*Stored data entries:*
————
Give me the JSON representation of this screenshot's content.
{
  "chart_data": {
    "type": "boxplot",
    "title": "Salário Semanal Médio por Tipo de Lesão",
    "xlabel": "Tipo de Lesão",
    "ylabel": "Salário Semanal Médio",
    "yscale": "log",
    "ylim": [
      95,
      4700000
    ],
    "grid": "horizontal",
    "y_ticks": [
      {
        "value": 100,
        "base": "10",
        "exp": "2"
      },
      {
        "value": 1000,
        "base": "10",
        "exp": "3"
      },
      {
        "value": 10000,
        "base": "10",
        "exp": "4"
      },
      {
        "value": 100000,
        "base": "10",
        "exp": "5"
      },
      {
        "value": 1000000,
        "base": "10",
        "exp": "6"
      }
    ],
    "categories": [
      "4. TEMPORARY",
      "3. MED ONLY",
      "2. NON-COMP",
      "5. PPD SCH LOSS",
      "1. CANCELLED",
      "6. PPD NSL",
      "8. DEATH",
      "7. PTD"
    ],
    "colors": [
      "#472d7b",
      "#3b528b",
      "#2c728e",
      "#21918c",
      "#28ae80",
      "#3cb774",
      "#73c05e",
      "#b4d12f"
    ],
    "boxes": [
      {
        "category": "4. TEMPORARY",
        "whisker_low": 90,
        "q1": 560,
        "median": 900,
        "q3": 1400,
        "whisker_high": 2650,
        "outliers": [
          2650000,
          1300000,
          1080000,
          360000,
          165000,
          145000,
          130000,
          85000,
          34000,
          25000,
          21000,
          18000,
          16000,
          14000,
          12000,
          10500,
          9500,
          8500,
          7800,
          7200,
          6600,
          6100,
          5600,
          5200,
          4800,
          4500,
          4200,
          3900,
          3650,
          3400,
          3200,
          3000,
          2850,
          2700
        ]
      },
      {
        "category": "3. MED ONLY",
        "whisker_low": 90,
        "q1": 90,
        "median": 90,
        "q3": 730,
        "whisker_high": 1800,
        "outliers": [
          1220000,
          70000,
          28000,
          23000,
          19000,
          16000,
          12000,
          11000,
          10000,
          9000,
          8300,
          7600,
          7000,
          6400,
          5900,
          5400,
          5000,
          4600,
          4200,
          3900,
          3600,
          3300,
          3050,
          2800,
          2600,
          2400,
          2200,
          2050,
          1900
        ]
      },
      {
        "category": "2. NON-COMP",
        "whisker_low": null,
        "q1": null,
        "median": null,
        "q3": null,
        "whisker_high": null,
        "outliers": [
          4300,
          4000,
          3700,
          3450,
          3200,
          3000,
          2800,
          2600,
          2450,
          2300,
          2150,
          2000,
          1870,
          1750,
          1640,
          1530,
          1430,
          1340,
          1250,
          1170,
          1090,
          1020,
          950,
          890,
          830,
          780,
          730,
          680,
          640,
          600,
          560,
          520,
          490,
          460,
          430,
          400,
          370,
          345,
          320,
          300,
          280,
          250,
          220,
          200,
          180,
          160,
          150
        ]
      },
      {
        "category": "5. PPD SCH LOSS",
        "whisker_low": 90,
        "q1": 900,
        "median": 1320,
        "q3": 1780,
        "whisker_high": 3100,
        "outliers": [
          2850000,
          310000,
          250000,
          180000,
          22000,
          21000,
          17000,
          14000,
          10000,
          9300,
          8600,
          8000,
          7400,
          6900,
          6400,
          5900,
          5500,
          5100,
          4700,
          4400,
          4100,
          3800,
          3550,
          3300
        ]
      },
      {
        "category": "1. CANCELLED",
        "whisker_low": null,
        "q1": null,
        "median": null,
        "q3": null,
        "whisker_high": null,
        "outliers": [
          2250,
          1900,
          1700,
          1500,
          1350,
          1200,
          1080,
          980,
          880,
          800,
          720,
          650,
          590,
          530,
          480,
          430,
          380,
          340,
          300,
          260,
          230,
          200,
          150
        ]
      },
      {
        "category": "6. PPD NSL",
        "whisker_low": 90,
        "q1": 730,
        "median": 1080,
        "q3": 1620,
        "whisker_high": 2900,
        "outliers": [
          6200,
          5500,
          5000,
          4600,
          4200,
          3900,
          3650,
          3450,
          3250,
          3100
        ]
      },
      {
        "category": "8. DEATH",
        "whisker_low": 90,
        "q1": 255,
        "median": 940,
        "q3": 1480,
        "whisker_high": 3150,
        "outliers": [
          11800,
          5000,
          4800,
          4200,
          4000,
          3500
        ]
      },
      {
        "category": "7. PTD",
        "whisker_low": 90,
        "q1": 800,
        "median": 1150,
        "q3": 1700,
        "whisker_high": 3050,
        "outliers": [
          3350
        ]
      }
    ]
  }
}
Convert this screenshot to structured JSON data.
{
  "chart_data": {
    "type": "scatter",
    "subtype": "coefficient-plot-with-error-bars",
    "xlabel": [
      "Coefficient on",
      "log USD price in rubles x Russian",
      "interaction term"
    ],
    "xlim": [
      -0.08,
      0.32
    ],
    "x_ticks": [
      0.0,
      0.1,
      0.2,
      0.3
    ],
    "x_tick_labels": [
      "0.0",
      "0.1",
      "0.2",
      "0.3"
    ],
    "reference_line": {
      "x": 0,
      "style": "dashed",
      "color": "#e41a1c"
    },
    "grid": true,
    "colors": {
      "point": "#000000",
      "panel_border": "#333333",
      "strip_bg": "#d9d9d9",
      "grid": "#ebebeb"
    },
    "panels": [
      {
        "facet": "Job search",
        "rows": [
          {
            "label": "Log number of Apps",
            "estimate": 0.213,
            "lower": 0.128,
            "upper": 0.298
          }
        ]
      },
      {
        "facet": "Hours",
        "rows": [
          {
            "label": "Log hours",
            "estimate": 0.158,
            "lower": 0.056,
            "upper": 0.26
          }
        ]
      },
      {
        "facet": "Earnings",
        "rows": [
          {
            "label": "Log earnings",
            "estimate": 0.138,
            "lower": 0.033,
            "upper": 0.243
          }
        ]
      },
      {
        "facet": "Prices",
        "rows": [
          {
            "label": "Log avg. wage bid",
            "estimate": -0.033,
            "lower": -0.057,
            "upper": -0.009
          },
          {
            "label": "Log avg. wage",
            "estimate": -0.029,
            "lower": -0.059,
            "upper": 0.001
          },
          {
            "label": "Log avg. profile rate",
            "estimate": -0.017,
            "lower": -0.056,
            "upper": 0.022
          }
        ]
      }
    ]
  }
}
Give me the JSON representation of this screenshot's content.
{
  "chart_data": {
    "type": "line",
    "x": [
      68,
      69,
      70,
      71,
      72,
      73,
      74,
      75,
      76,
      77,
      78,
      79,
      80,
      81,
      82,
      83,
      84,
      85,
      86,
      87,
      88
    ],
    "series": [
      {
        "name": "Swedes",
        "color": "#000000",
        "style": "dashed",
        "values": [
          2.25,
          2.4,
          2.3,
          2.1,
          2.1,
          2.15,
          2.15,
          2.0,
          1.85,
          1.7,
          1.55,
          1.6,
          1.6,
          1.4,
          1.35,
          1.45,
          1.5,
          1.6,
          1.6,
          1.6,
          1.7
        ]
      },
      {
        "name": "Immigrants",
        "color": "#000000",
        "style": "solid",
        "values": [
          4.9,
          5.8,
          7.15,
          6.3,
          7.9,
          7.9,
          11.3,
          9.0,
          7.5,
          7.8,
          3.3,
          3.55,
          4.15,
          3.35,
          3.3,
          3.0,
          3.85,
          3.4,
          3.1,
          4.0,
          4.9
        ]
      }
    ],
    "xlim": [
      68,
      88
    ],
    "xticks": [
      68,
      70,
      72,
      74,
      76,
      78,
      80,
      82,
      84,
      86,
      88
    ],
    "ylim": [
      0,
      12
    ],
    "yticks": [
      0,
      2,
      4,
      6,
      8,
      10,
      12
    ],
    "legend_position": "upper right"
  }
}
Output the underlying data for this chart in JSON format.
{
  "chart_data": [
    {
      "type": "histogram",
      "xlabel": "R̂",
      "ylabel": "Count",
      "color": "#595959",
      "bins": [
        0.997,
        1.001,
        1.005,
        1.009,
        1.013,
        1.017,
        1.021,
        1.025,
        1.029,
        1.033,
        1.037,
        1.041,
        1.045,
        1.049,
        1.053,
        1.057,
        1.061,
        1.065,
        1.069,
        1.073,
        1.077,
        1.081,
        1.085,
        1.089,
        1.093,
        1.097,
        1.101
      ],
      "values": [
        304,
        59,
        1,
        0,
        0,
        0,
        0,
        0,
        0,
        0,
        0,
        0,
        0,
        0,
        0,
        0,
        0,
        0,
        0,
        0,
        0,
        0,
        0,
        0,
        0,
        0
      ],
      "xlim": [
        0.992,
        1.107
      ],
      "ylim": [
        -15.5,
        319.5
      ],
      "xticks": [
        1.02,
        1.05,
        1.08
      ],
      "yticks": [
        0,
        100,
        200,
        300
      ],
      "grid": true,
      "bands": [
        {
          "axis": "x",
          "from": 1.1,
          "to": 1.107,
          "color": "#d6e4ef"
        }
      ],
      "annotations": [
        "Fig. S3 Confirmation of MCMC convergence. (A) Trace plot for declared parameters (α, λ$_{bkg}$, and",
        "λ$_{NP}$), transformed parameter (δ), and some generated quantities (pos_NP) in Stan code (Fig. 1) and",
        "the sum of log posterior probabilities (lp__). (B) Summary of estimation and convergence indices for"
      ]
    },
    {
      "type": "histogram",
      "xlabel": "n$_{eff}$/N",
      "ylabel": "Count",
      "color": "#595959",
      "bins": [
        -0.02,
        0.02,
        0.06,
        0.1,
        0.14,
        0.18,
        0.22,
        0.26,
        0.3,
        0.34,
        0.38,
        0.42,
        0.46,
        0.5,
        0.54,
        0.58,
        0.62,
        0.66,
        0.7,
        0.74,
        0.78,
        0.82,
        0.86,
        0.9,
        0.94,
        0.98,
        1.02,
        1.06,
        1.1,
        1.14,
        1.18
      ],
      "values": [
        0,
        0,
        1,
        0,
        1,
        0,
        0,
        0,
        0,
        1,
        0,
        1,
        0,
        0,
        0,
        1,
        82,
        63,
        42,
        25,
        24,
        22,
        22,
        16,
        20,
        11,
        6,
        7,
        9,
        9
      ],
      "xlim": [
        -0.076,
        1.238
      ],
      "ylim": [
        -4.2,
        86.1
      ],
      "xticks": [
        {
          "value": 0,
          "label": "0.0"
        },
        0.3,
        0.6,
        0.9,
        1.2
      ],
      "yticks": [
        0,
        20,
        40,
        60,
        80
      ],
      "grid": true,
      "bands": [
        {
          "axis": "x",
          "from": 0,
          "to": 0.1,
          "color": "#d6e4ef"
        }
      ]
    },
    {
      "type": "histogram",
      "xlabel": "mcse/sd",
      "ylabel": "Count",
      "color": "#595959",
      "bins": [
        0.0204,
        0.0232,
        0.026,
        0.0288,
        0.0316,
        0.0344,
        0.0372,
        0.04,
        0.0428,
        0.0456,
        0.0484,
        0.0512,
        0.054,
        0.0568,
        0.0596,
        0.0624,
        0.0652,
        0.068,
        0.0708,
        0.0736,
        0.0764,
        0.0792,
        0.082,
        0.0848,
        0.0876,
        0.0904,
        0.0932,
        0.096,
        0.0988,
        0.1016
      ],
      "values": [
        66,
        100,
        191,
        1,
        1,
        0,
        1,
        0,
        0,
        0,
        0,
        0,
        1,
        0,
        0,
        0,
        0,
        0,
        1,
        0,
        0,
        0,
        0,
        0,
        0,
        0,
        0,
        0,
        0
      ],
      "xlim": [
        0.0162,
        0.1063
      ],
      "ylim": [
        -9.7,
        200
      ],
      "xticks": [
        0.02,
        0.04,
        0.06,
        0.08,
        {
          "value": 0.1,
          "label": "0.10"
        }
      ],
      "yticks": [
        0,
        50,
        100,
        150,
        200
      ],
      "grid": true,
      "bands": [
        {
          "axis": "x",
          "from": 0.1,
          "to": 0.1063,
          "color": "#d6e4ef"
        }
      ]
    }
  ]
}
————
*Instruction:* Extract every line above containing the word "this".

*Written solution:*
Give me the JSON representation of this screenshot's content.
Convert this screenshot to structured JSON data.
Give me the JSON representation of this screenshot's content.
Output the underlying data for this chart in JSON format.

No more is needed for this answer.